WHAT YOU ARE ASKED TO DO: Of the lines in the listing below, how many hold "name"? Answer with the number only.

[Data tied to figure images]
* * * * *

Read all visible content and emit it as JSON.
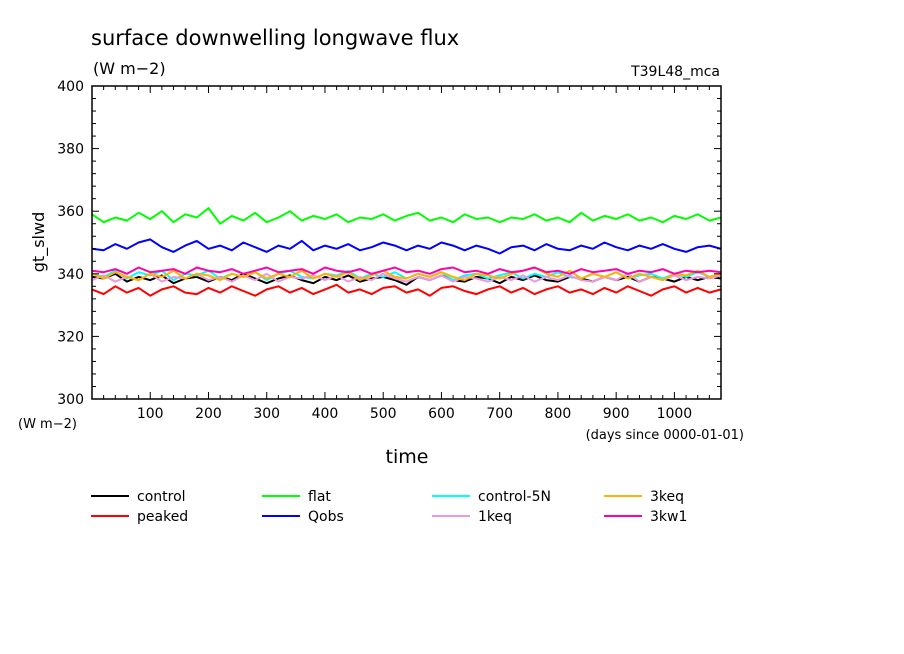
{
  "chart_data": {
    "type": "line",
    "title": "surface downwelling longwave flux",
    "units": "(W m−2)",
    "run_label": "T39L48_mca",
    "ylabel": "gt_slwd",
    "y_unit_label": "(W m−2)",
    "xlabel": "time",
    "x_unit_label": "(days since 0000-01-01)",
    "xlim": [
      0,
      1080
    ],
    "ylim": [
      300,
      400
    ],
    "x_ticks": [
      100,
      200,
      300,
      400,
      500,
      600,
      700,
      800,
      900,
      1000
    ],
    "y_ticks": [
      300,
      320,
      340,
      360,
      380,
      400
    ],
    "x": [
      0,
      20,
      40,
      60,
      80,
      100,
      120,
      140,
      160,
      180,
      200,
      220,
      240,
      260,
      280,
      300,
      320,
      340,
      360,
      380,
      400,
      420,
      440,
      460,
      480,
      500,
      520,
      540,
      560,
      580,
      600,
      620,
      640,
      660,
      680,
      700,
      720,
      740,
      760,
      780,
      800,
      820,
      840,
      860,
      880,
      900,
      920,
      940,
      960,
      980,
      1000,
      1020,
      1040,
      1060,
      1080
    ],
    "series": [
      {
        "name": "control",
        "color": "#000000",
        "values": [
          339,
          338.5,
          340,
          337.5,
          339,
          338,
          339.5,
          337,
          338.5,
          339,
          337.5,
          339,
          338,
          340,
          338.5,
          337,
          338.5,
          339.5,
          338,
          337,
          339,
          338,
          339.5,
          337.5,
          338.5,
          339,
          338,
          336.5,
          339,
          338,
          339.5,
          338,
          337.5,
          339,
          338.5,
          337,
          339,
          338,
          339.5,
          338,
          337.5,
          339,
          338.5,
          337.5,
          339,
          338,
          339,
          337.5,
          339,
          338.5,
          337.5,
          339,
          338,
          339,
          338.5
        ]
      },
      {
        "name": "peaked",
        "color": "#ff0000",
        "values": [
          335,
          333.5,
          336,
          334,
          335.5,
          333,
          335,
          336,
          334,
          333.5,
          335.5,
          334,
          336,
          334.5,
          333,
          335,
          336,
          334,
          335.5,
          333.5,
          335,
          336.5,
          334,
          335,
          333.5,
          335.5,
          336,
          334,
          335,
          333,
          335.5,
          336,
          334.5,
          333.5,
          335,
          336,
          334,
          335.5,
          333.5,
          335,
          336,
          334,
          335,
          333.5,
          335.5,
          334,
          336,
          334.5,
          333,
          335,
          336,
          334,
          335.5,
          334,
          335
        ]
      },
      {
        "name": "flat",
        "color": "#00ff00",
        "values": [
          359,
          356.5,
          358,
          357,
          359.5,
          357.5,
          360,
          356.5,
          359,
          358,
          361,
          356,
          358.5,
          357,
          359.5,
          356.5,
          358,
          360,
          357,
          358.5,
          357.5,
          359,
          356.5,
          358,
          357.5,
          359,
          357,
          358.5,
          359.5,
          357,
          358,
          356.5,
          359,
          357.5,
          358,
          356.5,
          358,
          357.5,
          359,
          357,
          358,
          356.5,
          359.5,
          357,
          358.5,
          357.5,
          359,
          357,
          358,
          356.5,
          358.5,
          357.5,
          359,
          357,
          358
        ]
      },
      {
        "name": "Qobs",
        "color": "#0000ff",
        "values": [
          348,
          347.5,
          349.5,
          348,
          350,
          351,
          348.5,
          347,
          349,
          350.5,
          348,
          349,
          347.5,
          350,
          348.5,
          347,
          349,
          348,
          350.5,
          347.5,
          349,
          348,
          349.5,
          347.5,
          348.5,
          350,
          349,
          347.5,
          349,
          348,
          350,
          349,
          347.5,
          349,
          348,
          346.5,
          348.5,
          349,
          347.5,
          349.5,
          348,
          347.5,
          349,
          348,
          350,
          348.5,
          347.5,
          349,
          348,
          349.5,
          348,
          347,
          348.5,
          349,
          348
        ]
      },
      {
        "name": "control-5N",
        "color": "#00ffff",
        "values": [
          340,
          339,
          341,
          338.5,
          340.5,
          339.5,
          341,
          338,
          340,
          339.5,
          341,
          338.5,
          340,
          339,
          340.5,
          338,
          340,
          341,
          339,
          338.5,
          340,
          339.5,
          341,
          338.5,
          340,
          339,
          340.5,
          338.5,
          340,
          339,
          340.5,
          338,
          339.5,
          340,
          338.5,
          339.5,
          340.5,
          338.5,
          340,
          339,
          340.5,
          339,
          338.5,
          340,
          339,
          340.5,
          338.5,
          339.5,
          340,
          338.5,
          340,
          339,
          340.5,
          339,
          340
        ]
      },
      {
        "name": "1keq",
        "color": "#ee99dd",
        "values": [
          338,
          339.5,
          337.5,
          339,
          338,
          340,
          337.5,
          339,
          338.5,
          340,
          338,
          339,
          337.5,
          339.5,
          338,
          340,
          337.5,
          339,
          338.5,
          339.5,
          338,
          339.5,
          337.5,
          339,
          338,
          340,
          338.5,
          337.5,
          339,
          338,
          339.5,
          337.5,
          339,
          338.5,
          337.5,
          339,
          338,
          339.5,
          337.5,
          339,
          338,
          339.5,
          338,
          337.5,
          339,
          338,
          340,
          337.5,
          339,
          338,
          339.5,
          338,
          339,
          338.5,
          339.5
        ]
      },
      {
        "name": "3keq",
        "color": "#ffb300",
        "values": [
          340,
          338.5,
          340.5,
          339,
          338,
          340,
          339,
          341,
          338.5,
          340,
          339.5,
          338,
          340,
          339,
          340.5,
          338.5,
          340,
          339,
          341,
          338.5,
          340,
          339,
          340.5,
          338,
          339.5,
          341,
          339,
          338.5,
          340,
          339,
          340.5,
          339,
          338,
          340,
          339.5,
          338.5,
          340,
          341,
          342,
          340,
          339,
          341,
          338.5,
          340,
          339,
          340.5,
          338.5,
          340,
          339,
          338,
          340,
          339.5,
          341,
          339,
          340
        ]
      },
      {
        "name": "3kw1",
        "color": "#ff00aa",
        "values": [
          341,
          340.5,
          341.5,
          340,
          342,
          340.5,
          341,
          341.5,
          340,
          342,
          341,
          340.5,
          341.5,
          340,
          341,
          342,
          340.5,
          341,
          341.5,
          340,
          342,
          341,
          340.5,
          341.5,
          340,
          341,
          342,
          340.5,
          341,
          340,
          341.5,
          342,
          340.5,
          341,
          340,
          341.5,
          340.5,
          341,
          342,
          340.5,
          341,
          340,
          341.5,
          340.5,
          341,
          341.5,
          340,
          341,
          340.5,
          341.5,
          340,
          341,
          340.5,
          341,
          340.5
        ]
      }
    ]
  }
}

* * * * *

ANSWER TO THIS PROBLEM: 8